▼

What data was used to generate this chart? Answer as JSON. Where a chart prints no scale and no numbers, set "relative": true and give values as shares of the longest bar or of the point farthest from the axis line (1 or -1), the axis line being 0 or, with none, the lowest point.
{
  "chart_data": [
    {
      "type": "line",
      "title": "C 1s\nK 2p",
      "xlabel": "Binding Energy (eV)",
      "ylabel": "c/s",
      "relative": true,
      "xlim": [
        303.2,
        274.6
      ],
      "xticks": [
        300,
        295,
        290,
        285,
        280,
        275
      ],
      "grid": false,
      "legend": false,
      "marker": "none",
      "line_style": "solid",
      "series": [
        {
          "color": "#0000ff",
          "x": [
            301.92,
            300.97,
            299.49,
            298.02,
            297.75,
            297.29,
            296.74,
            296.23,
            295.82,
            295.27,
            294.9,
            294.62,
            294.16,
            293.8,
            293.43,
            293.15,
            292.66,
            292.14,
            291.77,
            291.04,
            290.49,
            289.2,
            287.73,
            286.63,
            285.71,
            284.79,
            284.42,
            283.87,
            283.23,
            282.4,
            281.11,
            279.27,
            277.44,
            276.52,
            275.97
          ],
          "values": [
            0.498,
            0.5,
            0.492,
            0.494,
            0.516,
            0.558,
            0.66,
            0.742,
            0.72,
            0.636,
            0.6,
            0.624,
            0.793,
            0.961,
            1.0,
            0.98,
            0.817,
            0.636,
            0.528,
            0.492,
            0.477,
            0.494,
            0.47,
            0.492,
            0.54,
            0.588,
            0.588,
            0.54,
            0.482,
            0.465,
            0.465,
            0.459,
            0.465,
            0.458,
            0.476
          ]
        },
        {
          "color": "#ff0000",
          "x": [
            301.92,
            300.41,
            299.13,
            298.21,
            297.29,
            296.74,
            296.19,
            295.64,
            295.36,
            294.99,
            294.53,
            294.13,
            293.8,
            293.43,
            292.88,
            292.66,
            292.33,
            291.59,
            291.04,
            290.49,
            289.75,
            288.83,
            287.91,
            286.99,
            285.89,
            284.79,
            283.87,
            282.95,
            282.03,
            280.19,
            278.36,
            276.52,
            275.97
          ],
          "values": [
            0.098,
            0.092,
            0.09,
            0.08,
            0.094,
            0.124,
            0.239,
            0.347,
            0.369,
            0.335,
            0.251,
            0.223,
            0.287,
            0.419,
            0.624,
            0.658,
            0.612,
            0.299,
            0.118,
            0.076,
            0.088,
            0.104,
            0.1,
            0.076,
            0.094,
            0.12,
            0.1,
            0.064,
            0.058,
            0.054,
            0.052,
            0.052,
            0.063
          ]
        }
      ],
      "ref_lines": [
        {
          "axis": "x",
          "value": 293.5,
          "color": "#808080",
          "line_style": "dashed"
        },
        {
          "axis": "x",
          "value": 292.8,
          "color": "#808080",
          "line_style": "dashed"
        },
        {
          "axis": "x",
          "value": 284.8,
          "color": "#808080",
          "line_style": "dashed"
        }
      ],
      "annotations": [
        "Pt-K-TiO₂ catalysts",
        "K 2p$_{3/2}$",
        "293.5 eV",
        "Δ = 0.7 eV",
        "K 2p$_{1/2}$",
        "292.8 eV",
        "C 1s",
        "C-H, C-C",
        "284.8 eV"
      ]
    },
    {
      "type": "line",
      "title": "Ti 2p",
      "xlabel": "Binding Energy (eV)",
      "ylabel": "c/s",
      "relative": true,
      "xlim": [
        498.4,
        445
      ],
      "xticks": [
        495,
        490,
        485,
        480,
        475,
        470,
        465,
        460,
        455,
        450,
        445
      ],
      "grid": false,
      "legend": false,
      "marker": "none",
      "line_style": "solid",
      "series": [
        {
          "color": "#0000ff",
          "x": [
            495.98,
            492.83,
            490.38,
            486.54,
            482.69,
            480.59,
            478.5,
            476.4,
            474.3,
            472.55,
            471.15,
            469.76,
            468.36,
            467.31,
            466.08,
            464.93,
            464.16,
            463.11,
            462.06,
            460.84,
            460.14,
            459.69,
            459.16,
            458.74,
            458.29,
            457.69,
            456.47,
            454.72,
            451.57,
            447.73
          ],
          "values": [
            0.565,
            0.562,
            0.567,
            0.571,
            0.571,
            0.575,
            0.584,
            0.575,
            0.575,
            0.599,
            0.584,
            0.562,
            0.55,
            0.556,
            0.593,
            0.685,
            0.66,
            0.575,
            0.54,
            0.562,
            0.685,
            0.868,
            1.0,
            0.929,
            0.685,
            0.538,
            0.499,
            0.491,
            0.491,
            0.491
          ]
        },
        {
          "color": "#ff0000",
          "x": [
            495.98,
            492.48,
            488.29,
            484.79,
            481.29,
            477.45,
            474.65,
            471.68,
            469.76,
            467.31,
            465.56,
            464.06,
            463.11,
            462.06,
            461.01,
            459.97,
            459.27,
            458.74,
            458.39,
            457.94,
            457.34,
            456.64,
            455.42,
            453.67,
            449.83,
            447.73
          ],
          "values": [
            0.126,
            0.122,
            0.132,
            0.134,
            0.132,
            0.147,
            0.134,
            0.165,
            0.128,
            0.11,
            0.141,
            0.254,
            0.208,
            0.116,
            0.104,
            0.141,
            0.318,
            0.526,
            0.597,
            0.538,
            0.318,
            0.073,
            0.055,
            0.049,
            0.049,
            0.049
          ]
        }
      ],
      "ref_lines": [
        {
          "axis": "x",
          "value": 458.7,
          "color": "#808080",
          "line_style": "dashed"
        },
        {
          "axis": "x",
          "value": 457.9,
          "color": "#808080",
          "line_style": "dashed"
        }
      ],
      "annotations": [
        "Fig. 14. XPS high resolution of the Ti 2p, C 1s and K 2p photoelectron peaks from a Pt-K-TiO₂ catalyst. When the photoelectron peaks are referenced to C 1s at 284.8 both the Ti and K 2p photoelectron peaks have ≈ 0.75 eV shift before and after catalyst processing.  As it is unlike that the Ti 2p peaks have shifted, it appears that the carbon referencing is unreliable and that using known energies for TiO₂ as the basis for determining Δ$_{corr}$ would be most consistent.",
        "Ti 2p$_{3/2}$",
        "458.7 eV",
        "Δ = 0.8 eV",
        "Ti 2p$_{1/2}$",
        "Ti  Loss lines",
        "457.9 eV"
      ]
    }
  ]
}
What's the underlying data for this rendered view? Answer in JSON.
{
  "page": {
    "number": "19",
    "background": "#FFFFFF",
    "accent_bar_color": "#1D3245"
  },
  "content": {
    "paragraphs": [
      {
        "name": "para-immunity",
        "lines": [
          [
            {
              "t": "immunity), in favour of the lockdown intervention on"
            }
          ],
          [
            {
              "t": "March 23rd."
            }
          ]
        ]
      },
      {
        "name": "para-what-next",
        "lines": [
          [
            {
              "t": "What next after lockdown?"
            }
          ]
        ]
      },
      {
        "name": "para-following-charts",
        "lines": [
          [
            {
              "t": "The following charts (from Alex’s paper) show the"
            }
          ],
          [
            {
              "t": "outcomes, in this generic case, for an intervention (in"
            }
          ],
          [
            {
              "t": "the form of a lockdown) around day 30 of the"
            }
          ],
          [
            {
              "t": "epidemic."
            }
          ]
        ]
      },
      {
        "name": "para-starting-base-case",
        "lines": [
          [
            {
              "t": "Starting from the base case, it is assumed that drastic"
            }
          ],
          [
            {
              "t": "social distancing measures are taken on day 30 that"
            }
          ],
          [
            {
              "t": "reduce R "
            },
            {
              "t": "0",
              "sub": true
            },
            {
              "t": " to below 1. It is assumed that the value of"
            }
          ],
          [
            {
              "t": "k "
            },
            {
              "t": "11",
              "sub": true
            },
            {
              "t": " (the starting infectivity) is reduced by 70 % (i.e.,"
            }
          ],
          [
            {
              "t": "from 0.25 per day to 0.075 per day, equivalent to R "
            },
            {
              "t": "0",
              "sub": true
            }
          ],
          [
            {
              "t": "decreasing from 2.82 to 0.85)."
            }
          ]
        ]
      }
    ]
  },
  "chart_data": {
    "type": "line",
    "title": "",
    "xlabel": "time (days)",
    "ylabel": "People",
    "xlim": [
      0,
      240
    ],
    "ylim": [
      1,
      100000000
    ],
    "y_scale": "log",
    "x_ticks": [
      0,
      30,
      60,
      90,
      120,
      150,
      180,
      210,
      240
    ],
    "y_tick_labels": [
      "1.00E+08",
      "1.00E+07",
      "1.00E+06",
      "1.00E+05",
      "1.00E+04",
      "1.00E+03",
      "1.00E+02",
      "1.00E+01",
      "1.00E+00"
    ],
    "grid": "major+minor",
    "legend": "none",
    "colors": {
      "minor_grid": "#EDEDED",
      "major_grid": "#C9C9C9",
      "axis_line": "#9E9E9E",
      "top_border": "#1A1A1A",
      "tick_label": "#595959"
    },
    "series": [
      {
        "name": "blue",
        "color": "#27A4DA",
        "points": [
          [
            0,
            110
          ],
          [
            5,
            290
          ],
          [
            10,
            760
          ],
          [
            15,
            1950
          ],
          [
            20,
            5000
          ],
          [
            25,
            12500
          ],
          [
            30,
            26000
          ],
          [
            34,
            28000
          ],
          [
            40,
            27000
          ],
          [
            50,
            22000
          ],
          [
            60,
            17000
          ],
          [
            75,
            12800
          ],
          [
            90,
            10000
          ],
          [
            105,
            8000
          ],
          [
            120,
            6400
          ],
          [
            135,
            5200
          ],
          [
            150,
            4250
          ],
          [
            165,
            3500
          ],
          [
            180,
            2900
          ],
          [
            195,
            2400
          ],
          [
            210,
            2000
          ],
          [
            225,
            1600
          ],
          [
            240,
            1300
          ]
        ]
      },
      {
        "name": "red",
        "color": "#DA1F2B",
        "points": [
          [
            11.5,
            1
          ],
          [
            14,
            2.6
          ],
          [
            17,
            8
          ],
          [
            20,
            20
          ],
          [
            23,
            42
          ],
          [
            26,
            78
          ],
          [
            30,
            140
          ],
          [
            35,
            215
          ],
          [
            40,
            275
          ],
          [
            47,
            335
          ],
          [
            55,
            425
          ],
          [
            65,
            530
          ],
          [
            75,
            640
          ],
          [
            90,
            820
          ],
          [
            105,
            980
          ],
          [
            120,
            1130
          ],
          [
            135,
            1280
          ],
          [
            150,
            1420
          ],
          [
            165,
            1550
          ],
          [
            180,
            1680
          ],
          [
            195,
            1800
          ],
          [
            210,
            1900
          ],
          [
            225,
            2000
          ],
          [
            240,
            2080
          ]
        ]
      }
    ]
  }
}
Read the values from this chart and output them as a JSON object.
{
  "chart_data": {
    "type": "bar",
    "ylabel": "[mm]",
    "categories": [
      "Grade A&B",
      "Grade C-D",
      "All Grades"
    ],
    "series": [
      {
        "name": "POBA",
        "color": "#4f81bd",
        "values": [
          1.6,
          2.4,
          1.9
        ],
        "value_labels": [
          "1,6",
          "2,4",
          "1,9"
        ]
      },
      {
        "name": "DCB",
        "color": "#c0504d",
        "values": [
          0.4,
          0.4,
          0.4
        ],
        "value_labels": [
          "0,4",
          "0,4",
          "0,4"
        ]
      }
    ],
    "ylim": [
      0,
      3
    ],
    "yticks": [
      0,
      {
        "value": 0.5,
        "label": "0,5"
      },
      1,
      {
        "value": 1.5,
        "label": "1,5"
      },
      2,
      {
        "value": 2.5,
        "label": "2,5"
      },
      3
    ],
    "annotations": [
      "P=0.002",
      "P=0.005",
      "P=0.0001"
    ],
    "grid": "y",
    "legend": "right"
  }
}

▲

## WRITTEN TASK
Pull every line containing "base" from the data.

## SOLUTION TO THIS TASK
        "name": "para-starting-base-case",
              "t": "Starting from the base case, it is assumed that drastic"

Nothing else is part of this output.